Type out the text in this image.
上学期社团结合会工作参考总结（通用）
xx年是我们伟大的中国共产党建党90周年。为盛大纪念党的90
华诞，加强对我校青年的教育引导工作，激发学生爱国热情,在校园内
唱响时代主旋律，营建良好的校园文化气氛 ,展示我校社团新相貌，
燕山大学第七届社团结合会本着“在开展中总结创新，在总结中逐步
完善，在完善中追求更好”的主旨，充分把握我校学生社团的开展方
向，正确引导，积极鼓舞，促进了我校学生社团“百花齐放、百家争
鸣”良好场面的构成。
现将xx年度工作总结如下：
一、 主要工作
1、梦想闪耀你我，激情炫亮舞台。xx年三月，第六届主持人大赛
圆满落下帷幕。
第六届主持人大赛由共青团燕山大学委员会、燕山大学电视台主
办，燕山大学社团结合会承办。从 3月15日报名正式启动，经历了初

OBJECTIVE | Copy out every line of the data above, exactly as given.

EXERCISE RESULT |
Type out the text in this image.
上学期社团结合会工作参考总结（通用）
xx年是我们伟大的中国共产党建党90周年。为盛大纪念党的90
华诞，加强对我校青年的教育引导工作，激发学生爱国热情,在校园内
唱响时代主旋律，营建良好的校园文化气氛 ,展示我校社团新相貌，
燕山大学第七届社团结合会本着“在开展中总结创新，在总结中逐步
完善，在完善中追求更好”的主旨，充分把握我校学生社团的开展方
向，正确引导，积极鼓舞，促进了我校学生社团“百花齐放、百家争
鸣”良好场面的构成。
现将xx年度工作总结如下：
一、 主要工作
1、梦想闪耀你我，激情炫亮舞台。xx年三月，第六届主持人大赛
圆满落下帷幕。
第六届主持人大赛由共青团燕山大学委员会、燕山大学电视台主
办，燕山大学社团结合会承办。从 3月15日报名正式启动，经历了初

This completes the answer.